▸ **MATERIAL PROVIDED**:
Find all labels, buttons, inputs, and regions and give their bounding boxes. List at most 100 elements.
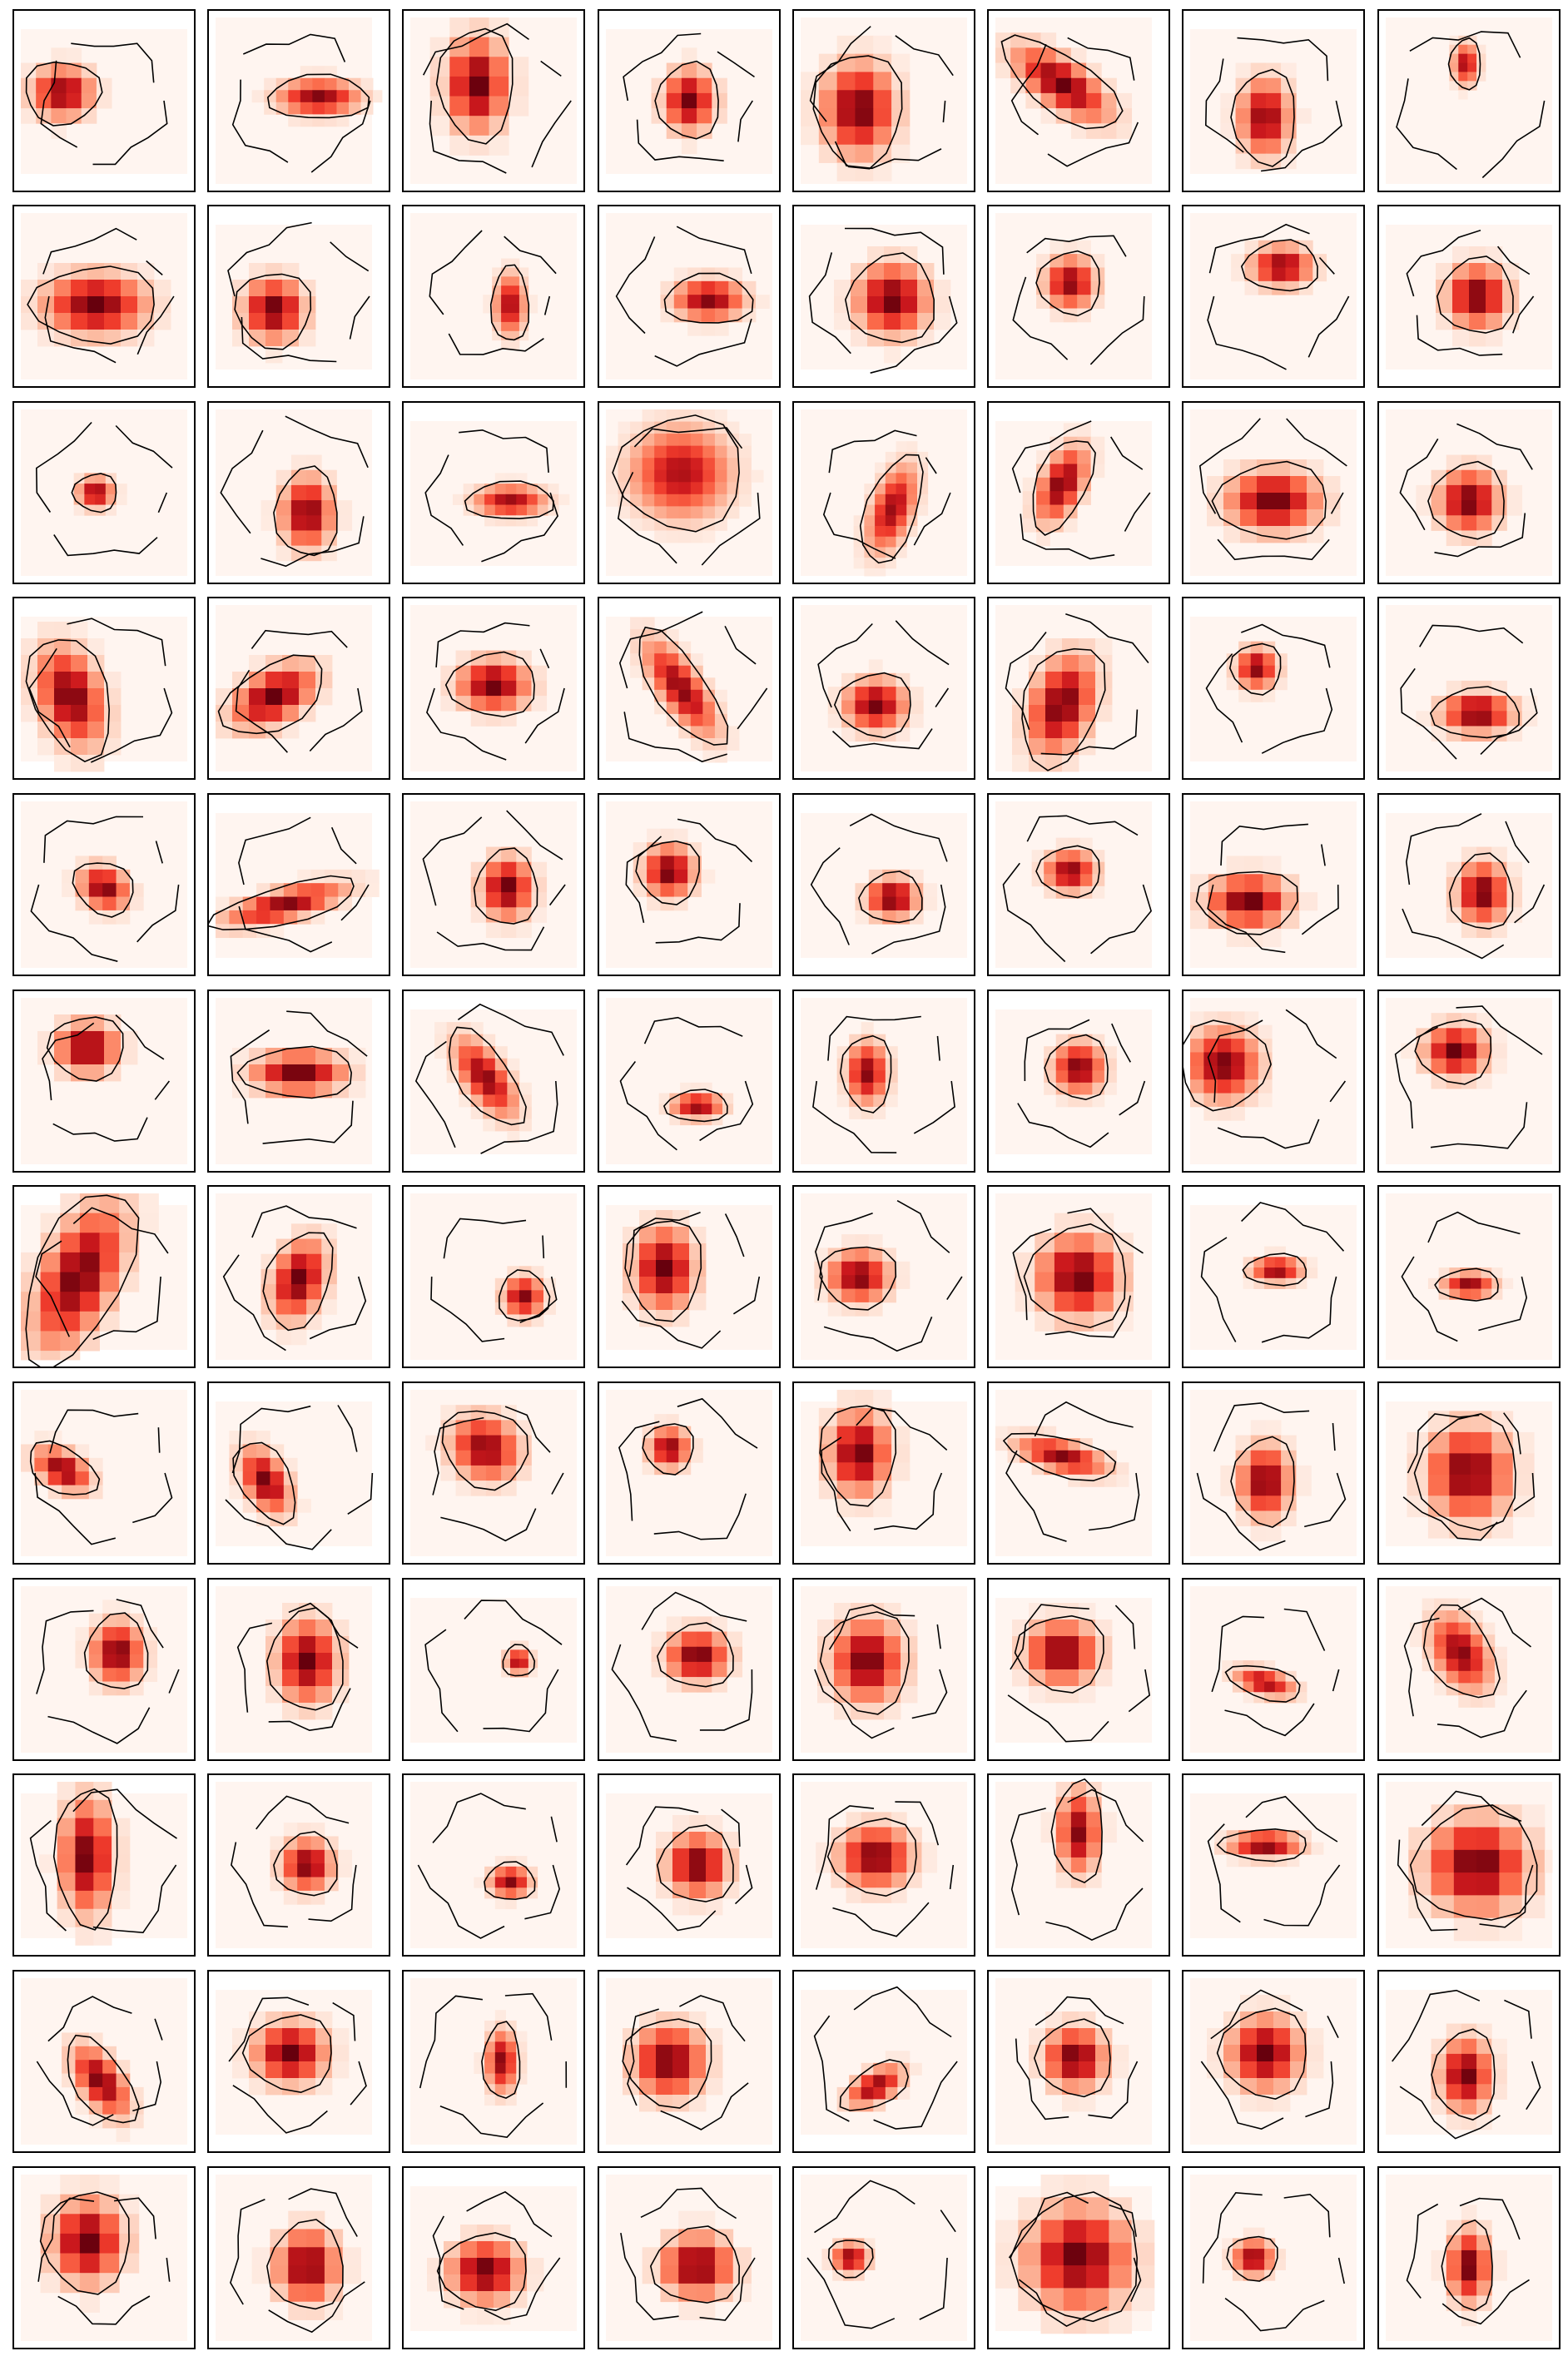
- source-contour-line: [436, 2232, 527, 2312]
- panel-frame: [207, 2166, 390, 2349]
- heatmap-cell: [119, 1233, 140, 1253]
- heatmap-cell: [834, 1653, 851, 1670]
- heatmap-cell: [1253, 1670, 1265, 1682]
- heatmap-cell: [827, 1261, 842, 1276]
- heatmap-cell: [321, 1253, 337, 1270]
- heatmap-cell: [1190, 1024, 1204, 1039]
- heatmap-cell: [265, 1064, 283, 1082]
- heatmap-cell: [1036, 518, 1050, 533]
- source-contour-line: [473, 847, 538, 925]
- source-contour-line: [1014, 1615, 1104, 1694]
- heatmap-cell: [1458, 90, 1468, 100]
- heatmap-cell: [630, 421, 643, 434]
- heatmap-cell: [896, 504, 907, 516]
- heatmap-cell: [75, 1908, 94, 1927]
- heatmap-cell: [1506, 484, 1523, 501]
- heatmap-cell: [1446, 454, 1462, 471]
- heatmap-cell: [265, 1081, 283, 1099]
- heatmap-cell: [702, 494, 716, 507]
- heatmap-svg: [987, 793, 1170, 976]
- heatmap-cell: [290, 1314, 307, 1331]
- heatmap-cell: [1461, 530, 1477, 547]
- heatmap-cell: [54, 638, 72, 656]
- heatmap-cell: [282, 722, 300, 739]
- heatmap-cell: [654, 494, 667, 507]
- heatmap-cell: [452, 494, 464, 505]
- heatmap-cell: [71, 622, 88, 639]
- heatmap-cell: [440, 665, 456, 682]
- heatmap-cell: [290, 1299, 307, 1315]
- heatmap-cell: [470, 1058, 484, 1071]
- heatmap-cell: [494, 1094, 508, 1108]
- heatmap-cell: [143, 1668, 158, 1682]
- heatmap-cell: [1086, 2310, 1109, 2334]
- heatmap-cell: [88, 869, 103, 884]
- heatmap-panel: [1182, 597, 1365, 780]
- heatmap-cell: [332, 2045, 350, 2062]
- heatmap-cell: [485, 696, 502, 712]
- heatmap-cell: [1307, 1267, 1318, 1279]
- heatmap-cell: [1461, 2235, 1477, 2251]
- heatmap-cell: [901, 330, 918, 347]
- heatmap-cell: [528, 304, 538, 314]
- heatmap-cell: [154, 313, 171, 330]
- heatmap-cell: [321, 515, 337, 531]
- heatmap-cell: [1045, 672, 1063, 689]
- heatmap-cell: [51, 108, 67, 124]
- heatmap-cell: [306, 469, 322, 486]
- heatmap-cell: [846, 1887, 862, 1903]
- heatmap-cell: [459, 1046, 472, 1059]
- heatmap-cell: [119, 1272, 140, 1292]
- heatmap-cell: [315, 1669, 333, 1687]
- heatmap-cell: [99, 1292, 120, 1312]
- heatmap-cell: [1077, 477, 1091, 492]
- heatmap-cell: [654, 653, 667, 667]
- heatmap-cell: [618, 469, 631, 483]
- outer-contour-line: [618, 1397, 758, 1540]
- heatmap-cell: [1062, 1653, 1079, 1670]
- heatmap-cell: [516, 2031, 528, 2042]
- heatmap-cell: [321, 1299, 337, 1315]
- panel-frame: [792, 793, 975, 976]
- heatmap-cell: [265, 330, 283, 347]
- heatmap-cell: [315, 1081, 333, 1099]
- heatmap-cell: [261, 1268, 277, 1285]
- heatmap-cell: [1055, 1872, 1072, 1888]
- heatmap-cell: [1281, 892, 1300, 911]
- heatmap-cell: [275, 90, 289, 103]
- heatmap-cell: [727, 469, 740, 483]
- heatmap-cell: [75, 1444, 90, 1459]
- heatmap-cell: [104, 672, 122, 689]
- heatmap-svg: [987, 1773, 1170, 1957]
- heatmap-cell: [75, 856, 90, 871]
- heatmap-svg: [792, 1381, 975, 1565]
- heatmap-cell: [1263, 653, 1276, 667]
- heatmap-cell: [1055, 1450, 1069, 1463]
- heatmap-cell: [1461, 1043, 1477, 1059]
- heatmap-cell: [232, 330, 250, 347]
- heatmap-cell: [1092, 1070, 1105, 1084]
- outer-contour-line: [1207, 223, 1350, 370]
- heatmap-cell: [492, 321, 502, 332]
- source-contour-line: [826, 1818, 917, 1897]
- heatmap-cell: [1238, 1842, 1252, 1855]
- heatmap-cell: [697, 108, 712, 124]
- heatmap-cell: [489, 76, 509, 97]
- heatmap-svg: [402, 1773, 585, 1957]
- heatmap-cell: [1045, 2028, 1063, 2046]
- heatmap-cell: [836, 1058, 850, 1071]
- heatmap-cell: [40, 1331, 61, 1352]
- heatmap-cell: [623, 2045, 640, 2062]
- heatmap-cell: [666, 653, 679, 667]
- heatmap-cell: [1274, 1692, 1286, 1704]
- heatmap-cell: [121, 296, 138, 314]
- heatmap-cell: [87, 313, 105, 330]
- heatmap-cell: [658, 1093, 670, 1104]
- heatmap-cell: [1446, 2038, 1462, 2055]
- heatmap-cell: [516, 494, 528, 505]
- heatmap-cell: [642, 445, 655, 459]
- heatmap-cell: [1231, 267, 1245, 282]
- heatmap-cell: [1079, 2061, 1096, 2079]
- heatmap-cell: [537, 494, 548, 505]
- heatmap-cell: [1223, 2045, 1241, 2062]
--
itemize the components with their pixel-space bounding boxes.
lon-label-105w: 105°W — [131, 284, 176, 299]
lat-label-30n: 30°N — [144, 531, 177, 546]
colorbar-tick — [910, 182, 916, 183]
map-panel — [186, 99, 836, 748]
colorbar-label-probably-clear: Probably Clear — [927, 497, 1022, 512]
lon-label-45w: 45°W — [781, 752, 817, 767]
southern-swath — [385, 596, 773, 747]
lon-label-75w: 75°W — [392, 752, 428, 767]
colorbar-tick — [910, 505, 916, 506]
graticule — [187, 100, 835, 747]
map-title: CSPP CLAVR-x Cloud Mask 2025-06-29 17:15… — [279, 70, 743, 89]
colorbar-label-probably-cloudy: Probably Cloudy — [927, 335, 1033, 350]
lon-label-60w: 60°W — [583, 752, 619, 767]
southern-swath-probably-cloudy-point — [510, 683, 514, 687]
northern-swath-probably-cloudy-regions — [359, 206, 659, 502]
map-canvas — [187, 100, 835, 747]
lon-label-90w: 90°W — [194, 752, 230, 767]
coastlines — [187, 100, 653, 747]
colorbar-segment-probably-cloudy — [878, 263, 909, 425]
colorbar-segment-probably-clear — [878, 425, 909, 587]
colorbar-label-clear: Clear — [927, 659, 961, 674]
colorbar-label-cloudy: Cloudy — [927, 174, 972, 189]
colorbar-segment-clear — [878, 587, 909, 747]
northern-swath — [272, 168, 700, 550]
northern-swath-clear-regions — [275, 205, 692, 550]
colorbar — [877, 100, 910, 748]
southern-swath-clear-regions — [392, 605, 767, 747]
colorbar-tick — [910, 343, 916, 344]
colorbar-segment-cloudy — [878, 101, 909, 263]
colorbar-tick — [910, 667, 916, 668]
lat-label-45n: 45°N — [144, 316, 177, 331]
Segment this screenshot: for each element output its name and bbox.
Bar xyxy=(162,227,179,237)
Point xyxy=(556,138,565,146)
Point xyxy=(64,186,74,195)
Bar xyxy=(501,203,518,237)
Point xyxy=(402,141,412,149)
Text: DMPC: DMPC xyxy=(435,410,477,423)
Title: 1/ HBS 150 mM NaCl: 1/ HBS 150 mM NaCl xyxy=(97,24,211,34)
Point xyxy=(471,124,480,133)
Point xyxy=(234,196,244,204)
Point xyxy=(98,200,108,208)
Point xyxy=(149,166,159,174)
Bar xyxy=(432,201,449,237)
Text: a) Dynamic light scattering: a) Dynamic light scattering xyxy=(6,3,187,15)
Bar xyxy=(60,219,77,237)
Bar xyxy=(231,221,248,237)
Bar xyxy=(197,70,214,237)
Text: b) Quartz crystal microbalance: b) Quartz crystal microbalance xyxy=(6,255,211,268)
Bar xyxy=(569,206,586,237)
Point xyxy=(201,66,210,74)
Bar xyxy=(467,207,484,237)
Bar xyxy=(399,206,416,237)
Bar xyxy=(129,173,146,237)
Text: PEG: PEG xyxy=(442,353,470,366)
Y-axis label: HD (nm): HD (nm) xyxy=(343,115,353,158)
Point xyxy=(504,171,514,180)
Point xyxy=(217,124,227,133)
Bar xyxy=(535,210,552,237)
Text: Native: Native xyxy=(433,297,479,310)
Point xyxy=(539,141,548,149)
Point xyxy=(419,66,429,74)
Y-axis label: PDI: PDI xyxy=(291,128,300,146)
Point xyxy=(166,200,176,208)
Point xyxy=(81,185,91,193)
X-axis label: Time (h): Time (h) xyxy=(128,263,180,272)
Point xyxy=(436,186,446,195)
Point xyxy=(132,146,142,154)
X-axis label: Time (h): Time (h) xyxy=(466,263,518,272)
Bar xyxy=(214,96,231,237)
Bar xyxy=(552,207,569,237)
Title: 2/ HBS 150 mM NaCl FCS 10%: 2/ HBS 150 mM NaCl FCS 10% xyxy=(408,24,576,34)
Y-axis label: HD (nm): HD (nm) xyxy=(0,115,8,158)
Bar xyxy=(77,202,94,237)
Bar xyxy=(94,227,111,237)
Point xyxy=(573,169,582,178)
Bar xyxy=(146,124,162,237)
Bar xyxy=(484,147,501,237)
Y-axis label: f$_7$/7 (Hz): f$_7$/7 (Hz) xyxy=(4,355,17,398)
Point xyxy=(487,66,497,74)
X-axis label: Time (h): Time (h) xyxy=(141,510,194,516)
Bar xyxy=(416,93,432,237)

▸ **TASK PROMPT**: Write out the records word for word from the line with "- source-contour-line: [436, 2232, 527, 2312]" to the line with "- heatmap-cell: [1506, 484, 1523, 501]", both lines included.

▸ **FULL SOLUTION**:
- source-contour-line: [436, 2232, 527, 2312]
- panel-frame: [207, 2166, 390, 2349]
- heatmap-cell: [119, 1233, 140, 1253]
- heatmap-cell: [834, 1653, 851, 1670]
- heatmap-cell: [1253, 1670, 1265, 1682]
- heatmap-cell: [827, 1261, 842, 1276]
- heatmap-cell: [321, 1253, 337, 1270]
- heatmap-cell: [1190, 1024, 1204, 1039]
- heatmap-cell: [265, 1064, 283, 1082]
- heatmap-cell: [1036, 518, 1050, 533]
- source-contour-line: [473, 847, 538, 925]
- source-contour-line: [1014, 1615, 1104, 1694]
- heatmap-cell: [1458, 90, 1468, 100]
- heatmap-cell: [630, 421, 643, 434]
- heatmap-cell: [896, 504, 907, 516]
- heatmap-cell: [75, 1908, 94, 1927]
- heatmap-cell: [1506, 484, 1523, 501]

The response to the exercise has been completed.